- [GOAL] Here are some records; return them all exactly.
── SUPPLIED DATA ──
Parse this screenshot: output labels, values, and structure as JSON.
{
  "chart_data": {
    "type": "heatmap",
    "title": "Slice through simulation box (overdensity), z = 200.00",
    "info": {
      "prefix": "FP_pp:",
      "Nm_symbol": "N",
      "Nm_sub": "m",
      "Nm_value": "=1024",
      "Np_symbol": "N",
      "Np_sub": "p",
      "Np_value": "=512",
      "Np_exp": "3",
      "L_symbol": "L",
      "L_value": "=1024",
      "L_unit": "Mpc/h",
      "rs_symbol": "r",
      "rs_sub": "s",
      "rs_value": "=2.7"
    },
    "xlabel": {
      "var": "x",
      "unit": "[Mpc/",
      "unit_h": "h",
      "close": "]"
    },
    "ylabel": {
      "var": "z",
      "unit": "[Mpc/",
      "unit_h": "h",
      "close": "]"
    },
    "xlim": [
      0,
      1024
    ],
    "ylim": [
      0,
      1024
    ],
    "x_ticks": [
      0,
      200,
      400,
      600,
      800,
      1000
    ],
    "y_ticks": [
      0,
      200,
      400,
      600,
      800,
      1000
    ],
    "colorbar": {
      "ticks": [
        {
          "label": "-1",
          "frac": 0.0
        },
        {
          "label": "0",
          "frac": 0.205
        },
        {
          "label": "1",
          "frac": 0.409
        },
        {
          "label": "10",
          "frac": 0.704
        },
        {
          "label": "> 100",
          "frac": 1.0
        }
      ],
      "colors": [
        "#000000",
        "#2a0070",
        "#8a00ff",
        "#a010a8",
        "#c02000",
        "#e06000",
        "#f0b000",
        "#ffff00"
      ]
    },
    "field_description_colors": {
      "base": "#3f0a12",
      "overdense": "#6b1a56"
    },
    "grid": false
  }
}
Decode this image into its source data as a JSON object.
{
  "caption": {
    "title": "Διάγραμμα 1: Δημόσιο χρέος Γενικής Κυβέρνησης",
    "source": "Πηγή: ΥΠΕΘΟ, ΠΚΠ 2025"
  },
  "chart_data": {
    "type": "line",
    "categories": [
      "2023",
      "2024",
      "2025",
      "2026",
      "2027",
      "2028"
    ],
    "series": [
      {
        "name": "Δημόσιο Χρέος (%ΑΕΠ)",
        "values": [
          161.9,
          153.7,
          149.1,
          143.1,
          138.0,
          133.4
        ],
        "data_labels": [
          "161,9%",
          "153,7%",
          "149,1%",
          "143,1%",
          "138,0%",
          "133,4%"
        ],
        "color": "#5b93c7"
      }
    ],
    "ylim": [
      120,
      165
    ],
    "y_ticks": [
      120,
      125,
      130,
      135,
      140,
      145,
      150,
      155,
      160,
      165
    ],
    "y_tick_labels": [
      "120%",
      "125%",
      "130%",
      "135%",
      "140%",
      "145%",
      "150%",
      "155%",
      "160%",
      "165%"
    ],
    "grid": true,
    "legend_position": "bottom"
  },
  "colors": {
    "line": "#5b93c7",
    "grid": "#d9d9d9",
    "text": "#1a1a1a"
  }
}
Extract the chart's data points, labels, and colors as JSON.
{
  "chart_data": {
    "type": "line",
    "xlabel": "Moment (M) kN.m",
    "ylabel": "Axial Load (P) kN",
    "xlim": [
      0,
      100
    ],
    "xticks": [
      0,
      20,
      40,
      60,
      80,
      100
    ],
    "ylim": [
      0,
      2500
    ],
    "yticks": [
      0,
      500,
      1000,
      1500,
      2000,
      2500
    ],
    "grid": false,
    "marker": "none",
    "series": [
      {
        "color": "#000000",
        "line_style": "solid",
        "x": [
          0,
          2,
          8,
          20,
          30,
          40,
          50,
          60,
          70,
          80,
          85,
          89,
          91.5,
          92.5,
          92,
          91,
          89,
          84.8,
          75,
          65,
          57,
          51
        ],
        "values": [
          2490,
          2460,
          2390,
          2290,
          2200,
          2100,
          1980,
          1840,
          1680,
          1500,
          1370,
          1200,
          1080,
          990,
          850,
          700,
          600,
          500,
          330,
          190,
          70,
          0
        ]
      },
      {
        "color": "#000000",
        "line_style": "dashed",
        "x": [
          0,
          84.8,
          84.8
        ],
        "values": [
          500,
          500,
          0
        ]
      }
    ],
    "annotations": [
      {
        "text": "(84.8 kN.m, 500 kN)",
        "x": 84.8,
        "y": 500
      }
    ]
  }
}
───
- [FINISHED ANSWER]
Parse this screenshot: output labels, values, and structure as JSON.
{
  "chart_data": {
    "type": "heatmap",
    "title": "Slice through simulation box (overdensity), z = 200.00",
    "info": {
      "prefix": "FP_pp:",
      "Nm_symbol": "N",
      "Nm_sub": "m",
      "Nm_value": "=1024",
      "Np_symbol": "N",
      "Np_sub": "p",
      "Np_value": "=512",
      "Np_exp": "3",
      "L_symbol": "L",
      "L_value": "=1024",
      "L_unit": "Mpc/h",
      "rs_symbol": "r",
      "rs_sub": "s",
      "rs_value": "=2.7"
    },
    "xlabel": {
      "var": "x",
      "unit": "[Mpc/",
      "unit_h": "h",
      "close": "]"
    },
    "ylabel": {
      "var": "z",
      "unit": "[Mpc/",
      "unit_h": "h",
      "close": "]"
    },
    "xlim": [
      0,
      1024
    ],
    "ylim": [
      0,
      1024
    ],
    "x_ticks": [
      0,
      200,
      400,
      600,
      800,
      1000
    ],
    "y_ticks": [
      0,
      200,
      400,
      600,
      800,
      1000
    ],
    "colorbar": {
      "ticks": [
        {
          "label": "-1",
          "frac": 0.0
        },
        {
          "label": "0",
          "frac": 0.205
        },
        {
          "label": "1",
          "frac": 0.409
        },
        {
          "label": "10",
          "frac": 0.704
        },
        {
          "label": "> 100",
          "frac": 1.0
        }
      ],
      "colors": [
        "#000000",
        "#2a0070",
        "#8a00ff",
        "#a010a8",
        "#c02000",
        "#e06000",
        "#f0b000",
        "#ffff00"
      ]
    },
    "field_description_colors": {
      "base": "#3f0a12",
      "overdense": "#6b1a56"
    },
    "grid": false
  }
}
Decode this image into its source data as a JSON object.
{
  "caption": {
    "title": "Διάγραμμα 1: Δημόσιο χρέος Γενικής Κυβέρνησης",
    "source": "Πηγή: ΥΠΕΘΟ, ΠΚΠ 2025"
  },
  "chart_data": {
    "type": "line",
    "categories": [
      "2023",
      "2024",
      "2025",
      "2026",
      "2027",
      "2028"
    ],
    "series": [
      {
        "name": "Δημόσιο Χρέος (%ΑΕΠ)",
        "values": [
          161.9,
          153.7,
          149.1,
          143.1,
          138.0,
          133.4
        ],
        "data_labels": [
          "161,9%",
          "153,7%",
          "149,1%",
          "143,1%",
          "138,0%",
          "133,4%"
        ],
        "color": "#5b93c7"
      }
    ],
    "ylim": [
      120,
      165
    ],
    "y_ticks": [
      120,
      125,
      130,
      135,
      140,
      145,
      150,
      155,
      160,
      165
    ],
    "y_tick_labels": [
      "120%",
      "125%",
      "130%",
      "135%",
      "140%",
      "145%",
      "150%",
      "155%",
      "160%",
      "165%"
    ],
    "grid": true,
    "legend_position": "bottom"
  },
  "colors": {
    "line": "#5b93c7",
    "grid": "#d9d9d9",
    "text": "#1a1a1a"
  }
}
Extract the chart's data points, labels, and colors as JSON.
{
  "chart_data": {
    "type": "line",
    "xlabel": "Moment (M) kN.m",
    "ylabel": "Axial Load (P) kN",
    "xlim": [
      0,
      100
    ],
    "xticks": [
      0,
      20,
      40,
      60,
      80,
      100
    ],
    "ylim": [
      0,
      2500
    ],
    "yticks": [
      0,
      500,
      1000,
      1500,
      2000,
      2500
    ],
    "grid": false,
    "marker": "none",
    "series": [
      {
        "color": "#000000",
        "line_style": "solid",
        "x": [
          0,
          2,
          8,
          20,
          30,
          40,
          50,
          60,
          70,
          80,
          85,
          89,
          91.5,
          92.5,
          92,
          91,
          89,
          84.8,
          75,
          65,
          57,
          51
        ],
        "values": [
          2490,
          2460,
          2390,
          2290,
          2200,
          2100,
          1980,
          1840,
          1680,
          1500,
          1370,
          1200,
          1080,
          990,
          850,
          700,
          600,
          500,
          330,
          190,
          70,
          0
        ]
      },
      {
        "color": "#000000",
        "line_style": "dashed",
        "x": [
          0,
          84.8,
          84.8
        ],
        "values": [
          500,
          500,
          0
        ]
      }
    ],
    "annotations": [
      {
        "text": "(84.8 kN.m, 500 kN)",
        "x": 84.8,
        "y": 500
      }
    ]
  }
}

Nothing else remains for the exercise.